== Objective ==
Images embedded in the records are excluded; print everything else exactly as given.

== Lines of data ==

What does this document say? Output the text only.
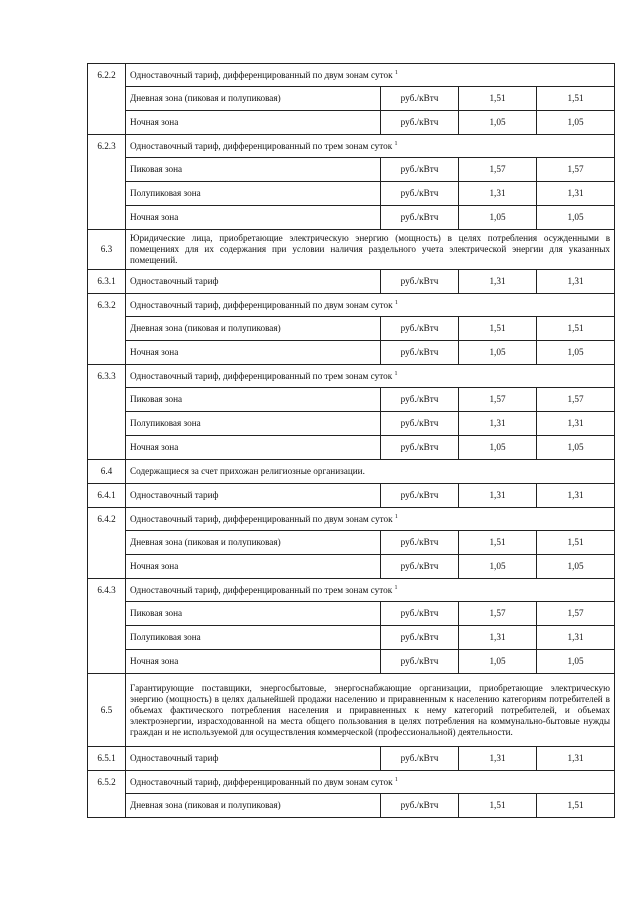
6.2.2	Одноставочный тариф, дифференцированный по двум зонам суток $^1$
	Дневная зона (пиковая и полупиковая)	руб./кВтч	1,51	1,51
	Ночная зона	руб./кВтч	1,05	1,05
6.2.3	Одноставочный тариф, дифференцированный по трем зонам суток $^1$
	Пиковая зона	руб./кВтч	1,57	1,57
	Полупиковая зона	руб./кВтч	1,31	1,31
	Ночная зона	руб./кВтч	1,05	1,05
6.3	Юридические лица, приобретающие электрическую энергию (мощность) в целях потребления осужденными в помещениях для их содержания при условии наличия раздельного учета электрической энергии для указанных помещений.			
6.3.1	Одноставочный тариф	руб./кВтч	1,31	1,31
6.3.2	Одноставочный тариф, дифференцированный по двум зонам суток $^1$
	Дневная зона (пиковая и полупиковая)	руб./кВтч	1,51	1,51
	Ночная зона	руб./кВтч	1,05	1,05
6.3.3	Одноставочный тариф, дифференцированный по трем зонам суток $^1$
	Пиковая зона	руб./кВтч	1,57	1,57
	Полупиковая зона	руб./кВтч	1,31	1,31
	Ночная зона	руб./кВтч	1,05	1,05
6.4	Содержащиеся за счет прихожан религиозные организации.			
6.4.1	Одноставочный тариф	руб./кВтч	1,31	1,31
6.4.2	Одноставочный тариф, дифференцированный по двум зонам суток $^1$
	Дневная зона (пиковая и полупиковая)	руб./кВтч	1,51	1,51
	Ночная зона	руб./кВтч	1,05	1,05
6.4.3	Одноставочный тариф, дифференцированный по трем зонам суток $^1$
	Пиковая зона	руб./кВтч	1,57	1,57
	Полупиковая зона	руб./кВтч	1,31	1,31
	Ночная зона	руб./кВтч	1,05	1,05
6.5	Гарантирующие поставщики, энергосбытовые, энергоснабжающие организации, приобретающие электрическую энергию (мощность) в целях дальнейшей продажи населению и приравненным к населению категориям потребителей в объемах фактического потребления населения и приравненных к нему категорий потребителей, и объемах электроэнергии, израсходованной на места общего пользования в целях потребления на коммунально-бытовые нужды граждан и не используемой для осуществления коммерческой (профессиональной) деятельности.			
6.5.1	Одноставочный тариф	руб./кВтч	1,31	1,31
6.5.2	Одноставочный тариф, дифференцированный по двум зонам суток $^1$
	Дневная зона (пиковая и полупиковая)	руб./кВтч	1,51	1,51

== Result of this exercise ==
What does this document say? Output the text only.
6.2.2	Одноставочный тариф, дифференцированный по двум зонам суток $^1$
	Дневная зона (пиковая и полупиковая)	руб./кВтч	1,51	1,51
	Ночная зона	руб./кВтч	1,05	1,05
6.2.3	Одноставочный тариф, дифференцированный по трем зонам суток $^1$
	Пиковая зона	руб./кВтч	1,57	1,57
	Полупиковая зона	руб./кВтч	1,31	1,31
	Ночная зона	руб./кВтч	1,05	1,05
6.3	Юридические лица, приобретающие электрическую энергию (мощность) в целях потребления осужденными в помещениях для их содержания при условии наличия раздельного учета электрической энергии для указанных помещений.			
6.3.1	Одноставочный тариф	руб./кВтч	1,31	1,31
6.3.2	Одноставочный тариф, дифференцированный по двум зонам суток $^1$
	Дневная зона (пиковая и полупиковая)	руб./кВтч	1,51	1,51
	Ночная зона	руб./кВтч	1,05	1,05
6.3.3	Одноставочный тариф, дифференцированный по трем зонам суток $^1$
	Пиковая зона	руб./кВтч	1,57	1,57
	Полупиковая зона	руб./кВтч	1,31	1,31
	Ночная зона	руб./кВтч	1,05	1,05
6.4	Содержащиеся за счет прихожан религиозные организации.			
6.4.1	Одноставочный тариф	руб./кВтч	1,31	1,31
6.4.2	Одноставочный тариф, дифференцированный по двум зонам суток $^1$
	Дневная зона (пиковая и полупиковая)	руб./кВтч	1,51	1,51
	Ночная зона	руб./кВтч	1,05	1,05
6.4.3	Одноставочный тариф, дифференцированный по трем зонам суток $^1$
	Пиковая зона	руб./кВтч	1,57	1,57
	Полупиковая зона	руб./кВтч	1,31	1,31
	Ночная зона	руб./кВтч	1,05	1,05
6.5	Гарантирующие поставщики, энергосбытовые, энергоснабжающие организации, приобретающие электрическую энергию (мощность) в целях дальнейшей продажи населению и приравненным к населению категориям потребителей в объемах фактического потребления населения и приравненных к нему категорий потребителей, и объемах электроэнергии, израсходованной на места общего пользования в целях потребления на коммунально-бытовые нужды граждан и не используемой для осуществления коммерческой (профессиональной) деятельности.			
6.5.1	Одноставочный тариф	руб./кВтч	1,31	1,31
6.5.2	Одноставочный тариф, дифференцированный по двум зонам суток $^1$
	Дневная зона (пиковая и полупиковая)	руб./кВтч	1,51	1,51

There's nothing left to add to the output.